_PROBLEM DESCRIPTION_
Find every line of the listing below where "page" appears, and copy it.

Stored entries

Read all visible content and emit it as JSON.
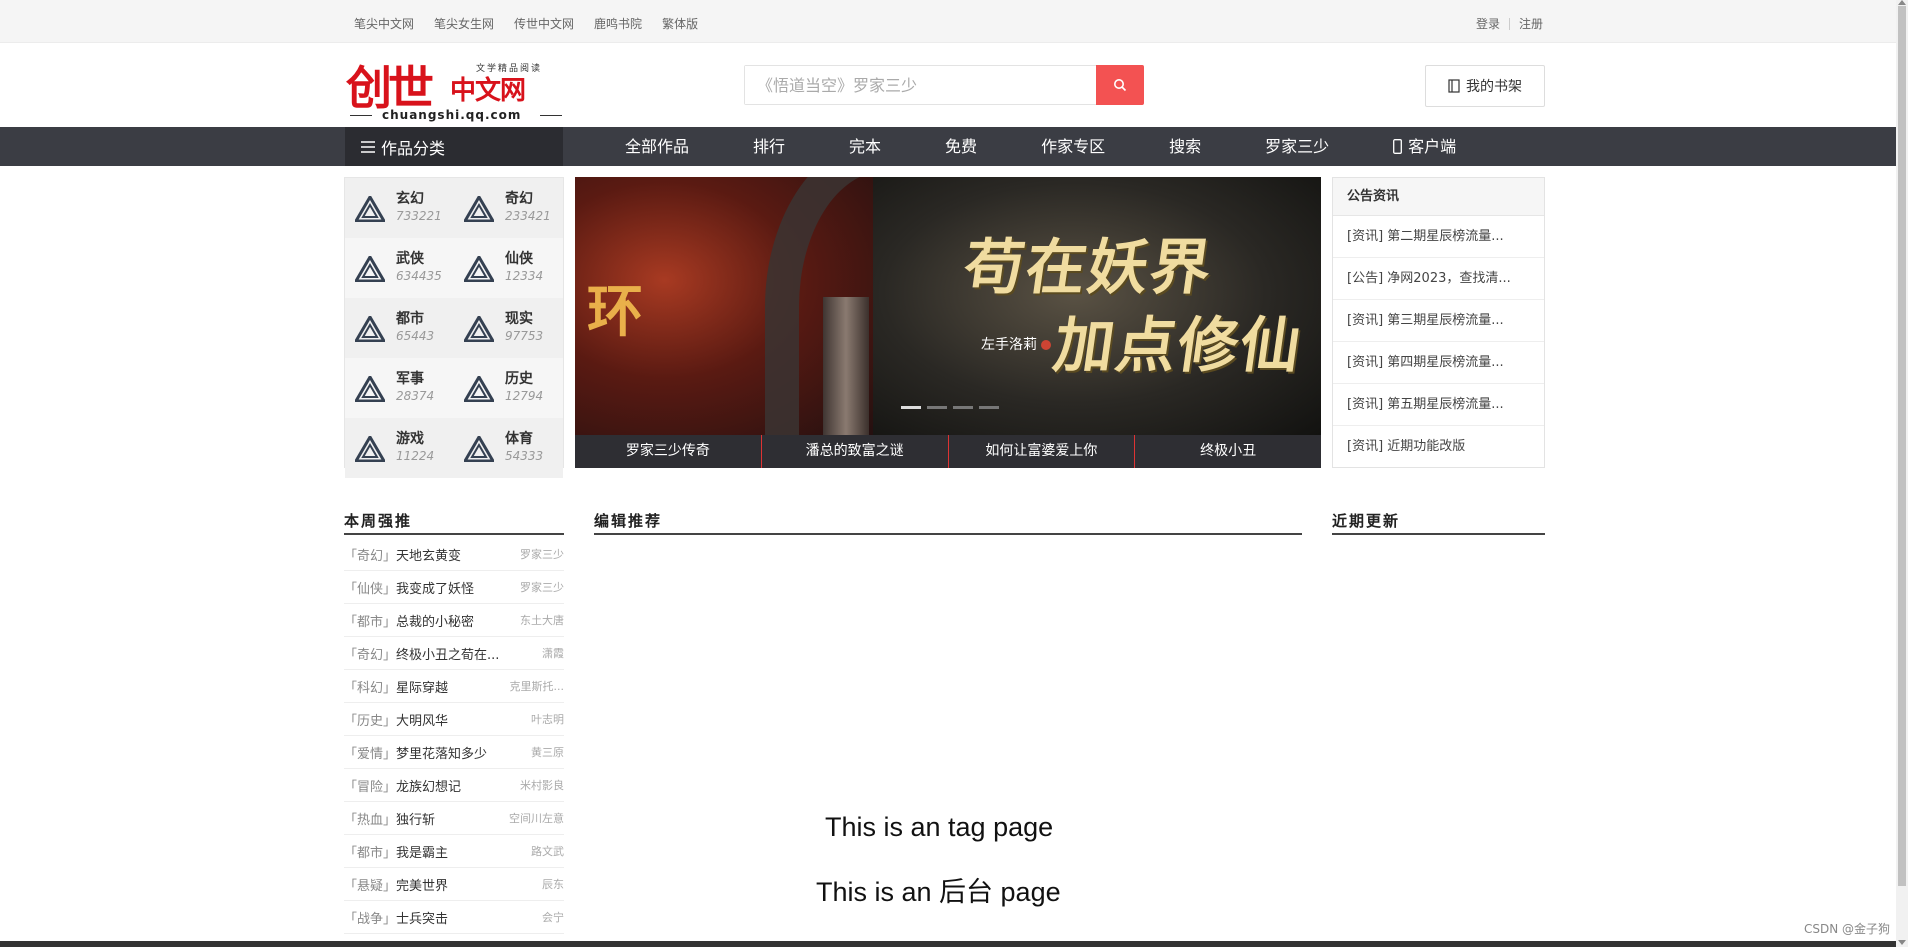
{
  "topbar": {
    "links": [
      "笔尖中文网",
      "笔尖女生网",
      "传世中文网",
      "鹿鸣书院",
      "繁体版"
    ],
    "login": "登录",
    "register": "注册"
  },
  "logo": {
    "main": "创世",
    "main2": "中文网",
    "tagline": "文学精品阅读",
    "url": "chuangshi.qq.com"
  },
  "search": {
    "placeholder": "《悟道当空》罗家三少"
  },
  "shelf_label": "我的书架",
  "nav": {
    "category_label": "作品分类",
    "items": [
      "全部作品",
      "排行",
      "完本",
      "免费",
      "作家专区",
      "搜索",
      "罗家三少",
      "客户端"
    ]
  },
  "categories": [
    {
      "name": "玄幻",
      "count": "733221"
    },
    {
      "name": "奇幻",
      "count": "233421"
    },
    {
      "name": "武侠",
      "count": "634435"
    },
    {
      "name": "仙侠",
      "count": "12334"
    },
    {
      "name": "都市",
      "count": "65443"
    },
    {
      "name": "现实",
      "count": "97753"
    },
    {
      "name": "军事",
      "count": "28374"
    },
    {
      "name": "历史",
      "count": "12794"
    },
    {
      "name": "游戏",
      "count": "11224"
    },
    {
      "name": "体育",
      "count": "54333"
    }
  ],
  "banner": {
    "title_line1": "苟在妖界",
    "title_line2": "加点修仙",
    "author": "左手洛莉",
    "left_glyph": "环",
    "tabs": [
      "罗家三少传奇",
      "潘总的致富之谜",
      "如何让富婆爱上你",
      "终极小丑"
    ],
    "active_dot": 0,
    "dot_count": 4
  },
  "notice": {
    "title": "公告资讯",
    "items": [
      "[资讯] 第二期星辰榜流量...",
      "[公告] 净网2023，查找清...",
      "[资讯] 第三期星辰榜流量...",
      "[资讯] 第四期星辰榜流量...",
      "[资讯] 第五期星辰榜流量...",
      "[资讯] 近期功能改版"
    ]
  },
  "sections": {
    "weekly": "本周强推",
    "editor": "编辑推荐",
    "recent": "近期更新"
  },
  "weekly_list": [
    {
      "genre": "「奇幻」",
      "title": "天地玄黄变",
      "author": "罗家三少"
    },
    {
      "genre": "「仙侠」",
      "title": "我变成了妖怪",
      "author": "罗家三少"
    },
    {
      "genre": "「都市」",
      "title": "总裁的小秘密",
      "author": "东土大唐"
    },
    {
      "genre": "「奇幻」",
      "title": "终极小丑之荀在...",
      "author": "潇霞"
    },
    {
      "genre": "「科幻」",
      "title": "星际穿越",
      "author": "克里斯托..."
    },
    {
      "genre": "「历史」",
      "title": "大明风华",
      "author": "叶志明"
    },
    {
      "genre": "「爱情」",
      "title": "梦里花落知多少",
      "author": "黄三原"
    },
    {
      "genre": "「冒险」",
      "title": "龙族幻想记",
      "author": "米村影良"
    },
    {
      "genre": "「热血」",
      "title": "独行斩",
      "author": "空间川左意"
    },
    {
      "genre": "「都市」",
      "title": "我是霸主",
      "author": "路文武"
    },
    {
      "genre": "「悬疑」",
      "title": "完美世界",
      "author": "辰东"
    },
    {
      "genre": "「战争」",
      "title": "士兵突击",
      "author": "会宁"
    }
  ],
  "main_text": {
    "line1": "This is an tag page",
    "line2": "This is an 后台 page"
  },
  "watermark": "CSDN @金子狗",
  "colors": {
    "brand_red": "#d8121b",
    "search_button": "#f35252",
    "nav_bg": "#3b3d44",
    "nav_category_bg": "#2b2c31"
  },
  "icons": {
    "search": "search-icon",
    "shelf": "book-icon",
    "category": "menu-icon",
    "client": "phone-icon",
    "category_item": "triangle-icon"
  }
}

_EXPECTED ANSWER_
    "line1": "This is an tag page",
    "line2": "This is an 后台 page"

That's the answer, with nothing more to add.